_Directions:_
The records below must be written out exactly, with every picture left behind.

_Records supplied:_
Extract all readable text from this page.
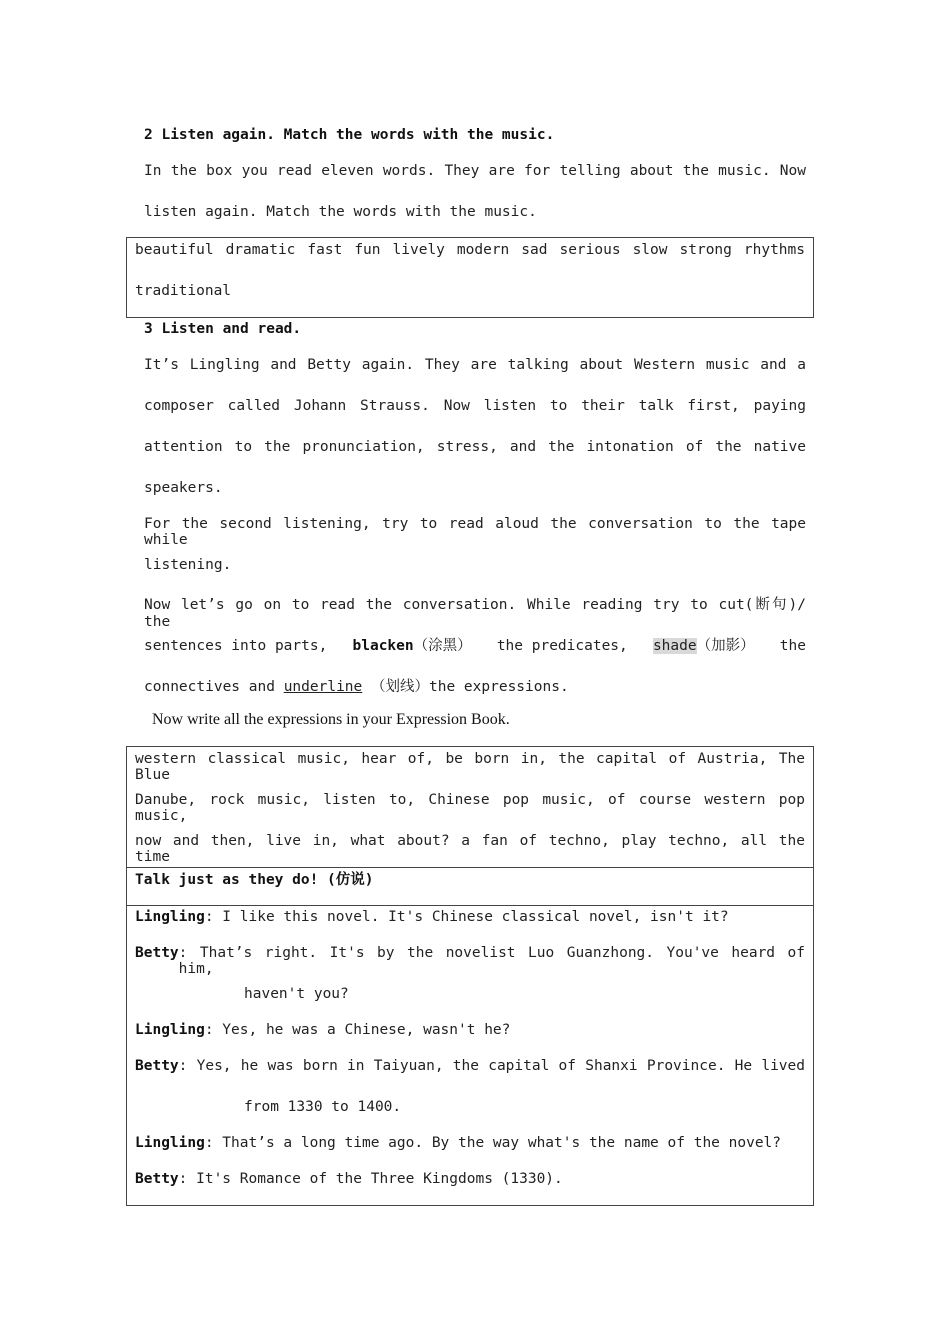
2 Listen again. Match the words with the music.
In the box you read eleven words. They are for telling about the music. Now
listen again. Match the words with the music.
beautiful dramatic fast fun lively modern sad serious slow strong rhythms
traditional
3 Listen and read.
It’s Lingling and Betty again. They are talking about Western music and a
composer called Johann Strauss. Now listen to their talk first, paying
attention to the pronunciation, stress, and the intonation of the native
speakers.
For the second listening, try to read aloud the conversation to the tape while
listening.
Now let’s go on to read the conversation. While reading try to cut(断句)/ the
sentences into parts, blacken（涂黑） the predicates, shade（加影） the
connectives and underline （划线）the expressions.
Now write all the expressions in your Expression Book.
western classical music, hear of, be born in, the capital of Austria, The Blue
Danube, rock music, listen to, Chinese pop music, of course western pop music,
now and then, live in, what about? a fan of techno, play techno, all the time
Talk just as they do! (仿说)
Lingling: I like this novel. It's Chinese classical novel, isn't it?
Betty : That’s right. It's by the novelist Luo Guanzhong. You've heard of him,
haven't you?
Lingling: Yes, he was a Chinese, wasn't he?
Betty : Yes, he was born in Taiyuan, the capital of Shanxi Province. He lived
from 1330 to 1400.
Lingling: That’s a long time ago. By the way what's the name of the novel?
Betty: It's Romance of the Three Kingdoms (1330).
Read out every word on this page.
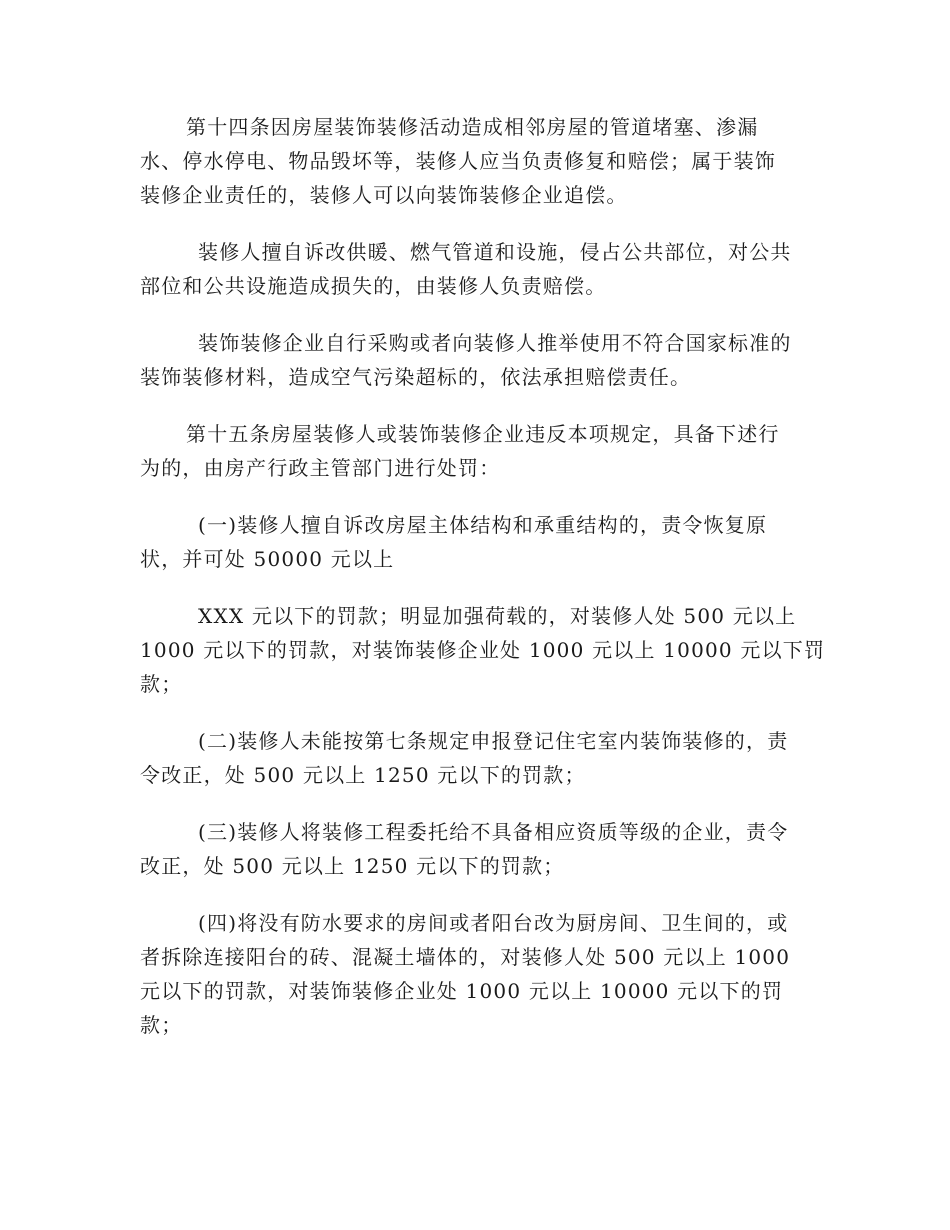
第十四条因房屋装饰装修活动造成相邻房屋的管道堵塞、渗漏
水、停水停电、物品毁坏等，装修人应当负责修复和赔偿；属于装饰
装修企业责任的，装修人可以向装饰装修企业追偿。
装修人擅自诉改供暖、燃气管道和设施，侵占公共部位，对公共
部位和公共设施造成损失的，由装修人负责赔偿。
装饰装修企业自行采购或者向装修人推举使用不符合国家标准的
装饰装修材料，造成空气污染超标的，依法承担赔偿责任。
第十五条房屋装修人或装饰装修企业违反本项规定，具备下述行
为的，由房产行政主管部门进行处罚：
(一)装修人擅自诉改房屋主体结构和承重结构的，责令恢复原
状，并可处 50000 元以上
XXX 元以下的罚款；明显加强荷载的，对装修人处 500 元以上
1000 元以下的罚款，对装饰装修企业处 1000 元以上 10000 元以下罚
款；
(二)装修人未能按第七条规定申报登记住宅室内装饰装修的，责
令改正，处 500 元以上 1250 元以下的罚款；
(三)装修人将装修工程委托给不具备相应资质等级的企业，责令
改正，处 500 元以上 1250 元以下的罚款；
(四)将没有防水要求的房间或者阳台改为厨房间、卫生间的，或
者拆除连接阳台的砖、混凝土墙体的，对装修人处 500 元以上 1000
元以下的罚款，对装饰装修企业处 1000 元以上 10000 元以下的罚
款；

_Task result:_
Extract all readable text from this page.
2 Listen again. Match the words with the music.
In the box you read eleven words. They are for telling about the music. Now
listen again. Match the words with the music.
beautiful dramatic fast fun lively modern sad serious slow strong rhythms
traditional
3 Listen and read.
It’s Lingling and Betty again. They are talking about Western music and a
composer called Johann Strauss. Now listen to their talk first, paying
attention to the pronunciation, stress, and the intonation of the native
speakers.
For the second listening, try to read aloud the conversation to the tape while
listening.
Now let’s go on to read the conversation. While reading try to cut(断句)/ the
sentences into parts, blacken（涂黑） the predicates, shade（加影） the
connectives and underline （划线）the expressions.
Now write all the expressions in your Expression Book.
western classical music, hear of, be born in, the capital of Austria, The Blue
Danube, rock music, listen to, Chinese pop music, of course western pop music,
now and then, live in, what about? a fan of techno, play techno, all the time
Talk just as they do! (仿说)
Lingling: I like this novel. It's Chinese classical novel, isn't it?
Betty : That’s right. It's by the novelist Luo Guanzhong. You've heard of him,
haven't you?
Lingling: Yes, he was a Chinese, wasn't he?
Betty : Yes, he was born in Taiyuan, the capital of Shanxi Province. He lived
from 1330 to 1400.
Lingling: That’s a long time ago. By the way what's the name of the novel?
Betty: It's Romance of the Three Kingdoms (1330).
Read out every word on this page.
第十四条因房屋装饰装修活动造成相邻房屋的管道堵塞、渗漏
水、停水停电、物品毁坏等，装修人应当负责修复和赔偿；属于装饰
装修企业责任的，装修人可以向装饰装修企业追偿。
装修人擅自诉改供暖、燃气管道和设施，侵占公共部位，对公共
部位和公共设施造成损失的，由装修人负责赔偿。
装饰装修企业自行采购或者向装修人推举使用不符合国家标准的
装饰装修材料，造成空气污染超标的，依法承担赔偿责任。
第十五条房屋装修人或装饰装修企业违反本项规定，具备下述行
为的，由房产行政主管部门进行处罚：
(一)装修人擅自诉改房屋主体结构和承重结构的，责令恢复原
状，并可处 50000 元以上
XXX 元以下的罚款；明显加强荷载的，对装修人处 500 元以上
1000 元以下的罚款，对装饰装修企业处 1000 元以上 10000 元以下罚
款；
(二)装修人未能按第七条规定申报登记住宅室内装饰装修的，责
令改正，处 500 元以上 1250 元以下的罚款；
(三)装修人将装修工程委托给不具备相应资质等级的企业，责令
改正，处 500 元以上 1250 元以下的罚款；
(四)将没有防水要求的房间或者阳台改为厨房间、卫生间的，或
者拆除连接阳台的砖、混凝土墙体的，对装修人处 500 元以上 1000
元以下的罚款，对装饰装修企业处 1000 元以上 10000 元以下的罚
款；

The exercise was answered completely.